Given records.
########

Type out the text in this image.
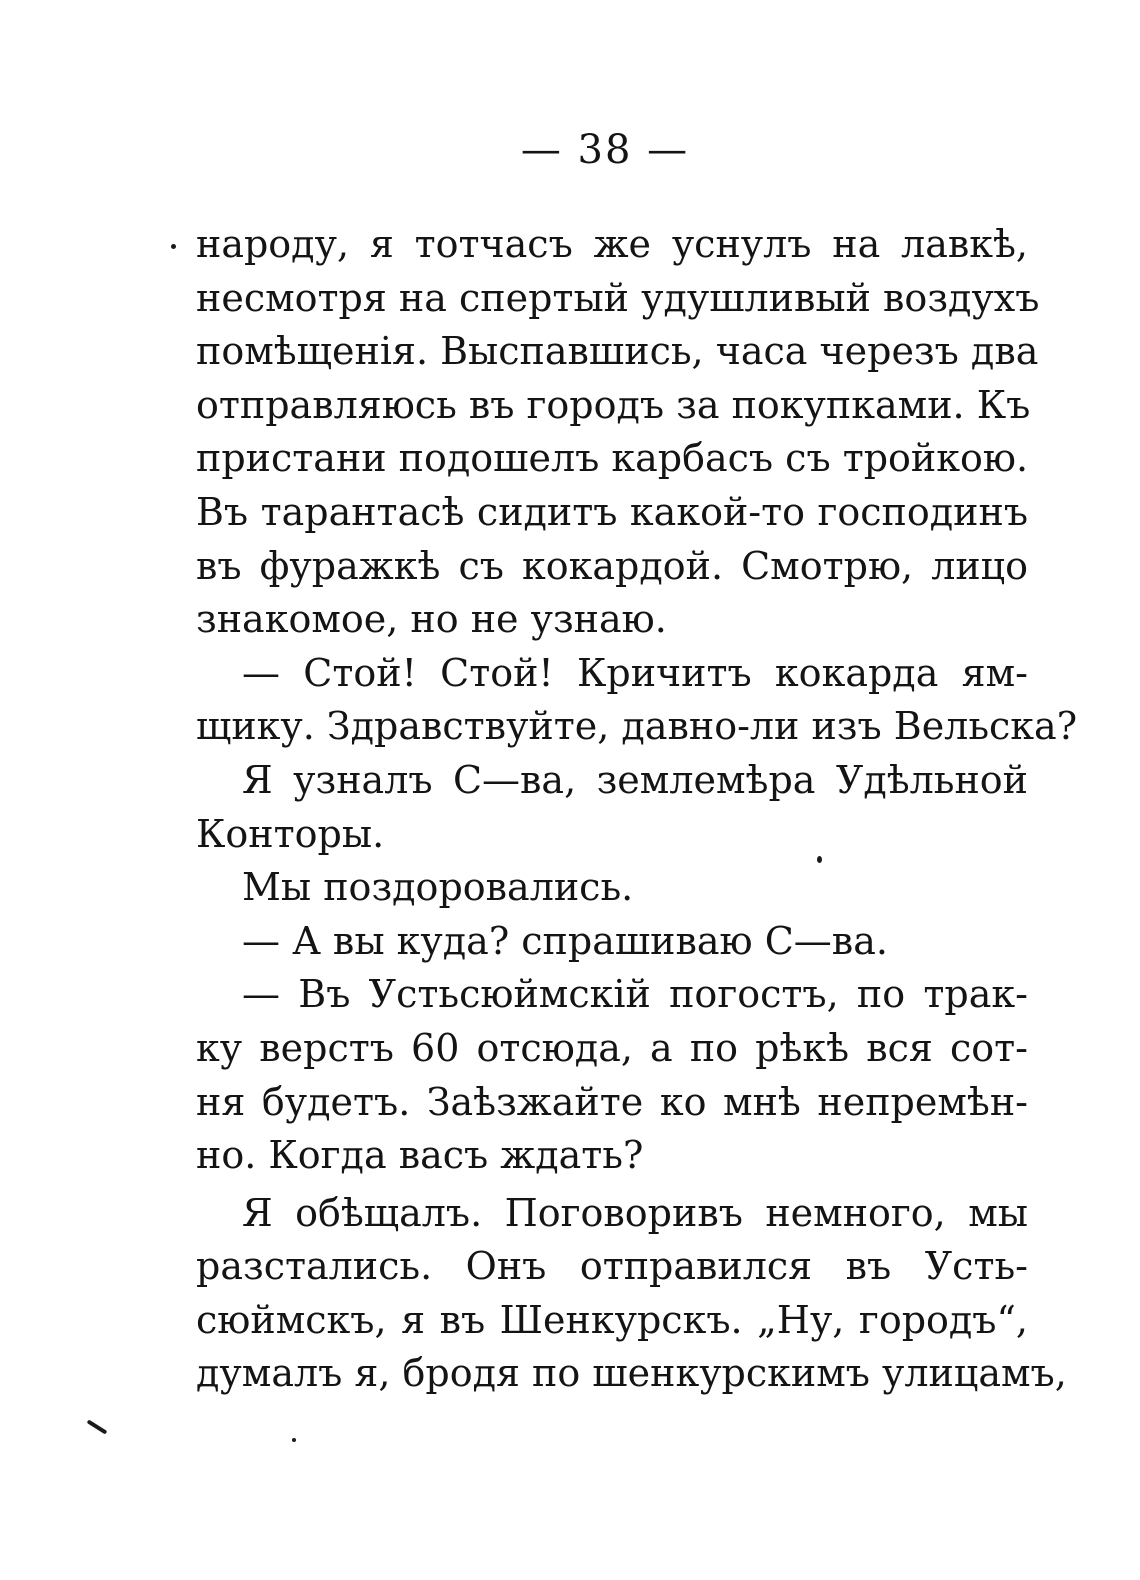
— 38 —
народу, я тотчасъ же уснулъ на лавкѣ,
несмотря на спертый удушливый воздухъ
помѣщенія. Выспавшись, часа черезъ два
отправляюсь въ городъ за покупками. Къ
пристани подошелъ карбасъ съ тройкою.
Въ тарантасѣ сидитъ какой-то господинъ
въ фуражкѣ съ кокардой. Смотрю, лицо
знакомое, но не узнаю.
— Стой! Стой! Кричитъ кокарда ям-
щику. Здравствуйте, давно-ли изъ Вельска?
Я узналъ С—ва, землемѣра Удѣльной
Конторы.
Мы поздоровались.
— А вы куда? спрашиваю С—ва.
— Въ Устьсюймскій погостъ, по трак-
ку верстъ 60 отсюда, а по рѣкѣ вся сот-
ня будетъ. Заѣзжайте ко мнѣ непремѣн-
но. Когда васъ ждать?
Я обѣщалъ. Поговоривъ немного, мы
разстались. Онъ отправился въ Усть-
сюймскъ, я въ Шенкурскъ. „Ну, городъ“,
думалъ я, бродя по шенкурскимъ улицамъ,
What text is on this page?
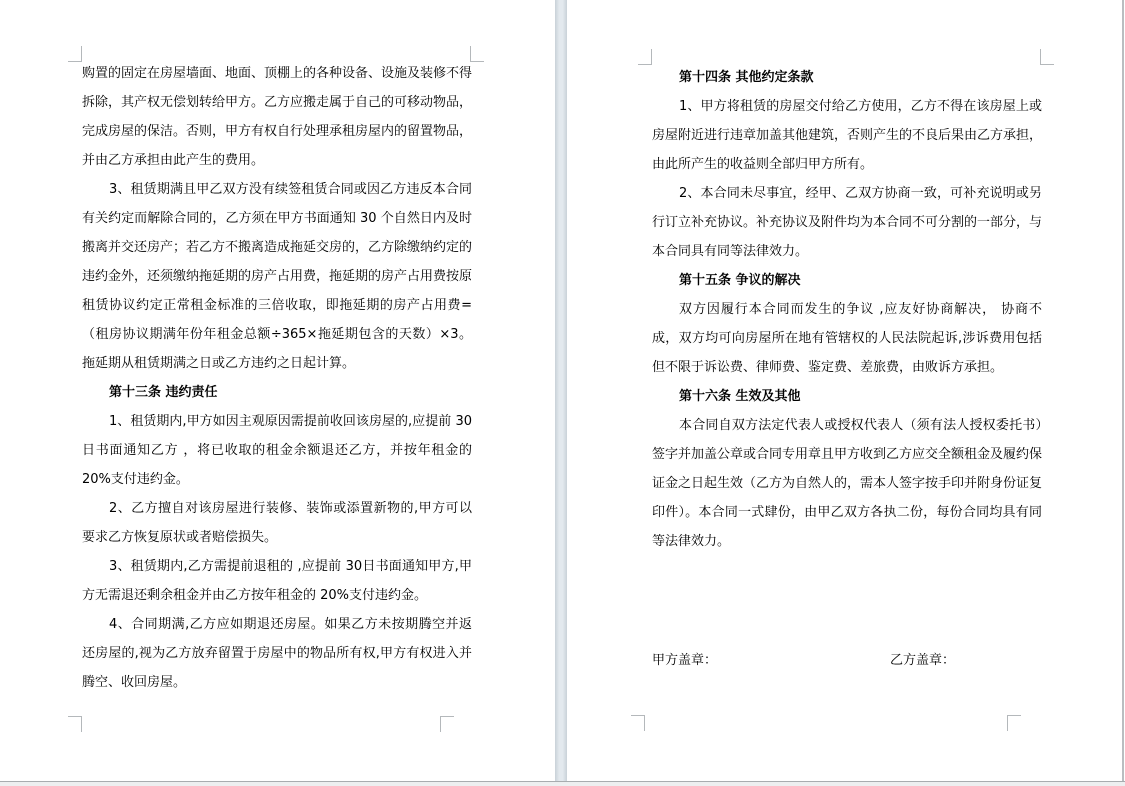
购置的固定在房屋墙面、地面、顶棚上的各种设备、设施及装修不得拆除，其产权无偿划转给甲方。乙方应搬走属于自己的可移动物品，完成房屋的保洁。否则，甲方有权自行处理承租房屋内的留置物品，并由乙方承担由此产生的费用。
3、租赁期满且甲乙双方没有续签租赁合同或因乙方违反本合同有关约定而解除合同的，乙方须在甲方书面通知 30 个自然日内及时搬离并交还房产；若乙方不搬离造成拖延交房的，乙方除缴纳约定的违约金外，还须缴纳拖延期的房产占用费，拖延期的房产占用费按原租赁协议约定正常租金标准的三倍收取，即拖延期的房产占用费=（租房协议期满年份年租金总额÷365×拖延期包含的天数）×3。拖延期从租赁期满之日或乙方违约之日起计算。
第十三条 违约责任
1、租赁期内,甲方如因主观原因需提前收回该房屋的,应提前 30日书面通知乙方 ，将已收取的租金余额退还乙方，并按年租金的 20%支付违约金。
2、乙方擅自对该房屋进行装修、装饰或添置新物的,甲方可以要求乙方恢复原状或者赔偿损失。
3、租赁期内,乙方需提前退租的 ,应提前 30日书面通知甲方,甲方无需退还剩余租金并由乙方按年租金的 20%支付违约金。
4、合同期满,乙方应如期退还房屋。如果乙方未按期腾空并返还房屋的,视为乙方放弃留置于房屋中的物品所有权,甲方有权进入并腾空、收回房屋。
第十四条 其他约定条款
1、甲方将租赁的房屋交付给乙方使用，乙方不得在该房屋上或房屋附近进行违章加盖其他建筑，否则产生的不良后果由乙方承担，由此所产生的收益则全部归甲方所有。
2、本合同未尽事宜，经甲、乙双方协商一致，可补充说明或另行订立补充协议。补充协议及附件均为本合同不可分割的一部分，与本合同具有同等法律效力。
第十五条 争议的解决
双方因履行本合同而发生的争议 ,应友好协商解决， 协商不成，双方均可向房屋所在地有管辖权的人民法院起诉,涉诉费用包括但不限于诉讼费、律师费、鉴定费、差旅费，由败诉方承担。
第十六条 生效及其他
本合同自双方法定代表人或授权代表人（须有法人授权委托书）签字并加盖公章或合同专用章且甲方收到乙方应交全额租金及履约保证金之日起生效（乙方为自然人的，需本人签字按手印并附身份证复印件）。本合同一式肆份，由甲乙双方各执二份，每份合同均具有同等法律效力。
甲方盖章：	乙方盖章：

########

Aim of the exercise. Retype each record exactly as it stands, but do not include the pictures.

Response.
Type out the text in this image.
— 38 —
народу, я тотчасъ же уснулъ на лавкѣ,
несмотря на спертый удушливый воздухъ
помѣщенія. Выспавшись, часа черезъ два
отправляюсь въ городъ за покупками. Къ
пристани подошелъ карбасъ съ тройкою.
Въ тарантасѣ сидитъ какой-то господинъ
въ фуражкѣ съ кокардой. Смотрю, лицо
знакомое, но не узнаю.
— Стой! Стой! Кричитъ кокарда ям-
щику. Здравствуйте, давно-ли изъ Вельска?
Я узналъ С—ва, землемѣра Удѣльной
Конторы.
Мы поздоровались.
— А вы куда? спрашиваю С—ва.
— Въ Устьсюймскій погостъ, по трак-
ку верстъ 60 отсюда, а по рѣкѣ вся сот-
ня будетъ. Заѣзжайте ко мнѣ непремѣн-
но. Когда васъ ждать?
Я обѣщалъ. Поговоривъ немного, мы
разстались. Онъ отправился въ Усть-
сюймскъ, я въ Шенкурскъ. „Ну, городъ“,
думалъ я, бродя по шенкурскимъ улицамъ,
What text is on this page?
购置的固定在房屋墙面、地面、顶棚上的各种设备、设施及装修不得拆除，其产权无偿划转给甲方。乙方应搬走属于自己的可移动物品，完成房屋的保洁。否则，甲方有权自行处理承租房屋内的留置物品，并由乙方承担由此产生的费用。
3、租赁期满且甲乙双方没有续签租赁合同或因乙方违反本合同有关约定而解除合同的，乙方须在甲方书面通知 30 个自然日内及时搬离并交还房产；若乙方不搬离造成拖延交房的，乙方除缴纳约定的违约金外，还须缴纳拖延期的房产占用费，拖延期的房产占用费按原租赁协议约定正常租金标准的三倍收取，即拖延期的房产占用费=（租房协议期满年份年租金总额÷365×拖延期包含的天数）×3。拖延期从租赁期满之日或乙方违约之日起计算。
第十三条 违约责任
1、租赁期内,甲方如因主观原因需提前收回该房屋的,应提前 30日书面通知乙方 ，将已收取的租金余额退还乙方，并按年租金的 20%支付违约金。
2、乙方擅自对该房屋进行装修、装饰或添置新物的,甲方可以要求乙方恢复原状或者赔偿损失。
3、租赁期内,乙方需提前退租的 ,应提前 30日书面通知甲方,甲方无需退还剩余租金并由乙方按年租金的 20%支付违约金。
4、合同期满,乙方应如期退还房屋。如果乙方未按期腾空并返还房屋的,视为乙方放弃留置于房屋中的物品所有权,甲方有权进入并腾空、收回房屋。
第十四条 其他约定条款
1、甲方将租赁的房屋交付给乙方使用，乙方不得在该房屋上或房屋附近进行违章加盖其他建筑，否则产生的不良后果由乙方承担，由此所产生的收益则全部归甲方所有。
2、本合同未尽事宜，经甲、乙双方协商一致，可补充说明或另行订立补充协议。补充协议及附件均为本合同不可分割的一部分，与本合同具有同等法律效力。
第十五条 争议的解决
双方因履行本合同而发生的争议 ,应友好协商解决， 协商不成，双方均可向房屋所在地有管辖权的人民法院起诉,涉诉费用包括但不限于诉讼费、律师费、鉴定费、差旅费，由败诉方承担。
第十六条 生效及其他
本合同自双方法定代表人或授权代表人（须有法人授权委托书）签字并加盖公章或合同专用章且甲方收到乙方应交全额租金及履约保证金之日起生效（乙方为自然人的，需本人签字按手印并附身份证复印件）。本合同一式肆份，由甲乙双方各执二份，每份合同均具有同等法律效力。
甲方盖章：	乙方盖章：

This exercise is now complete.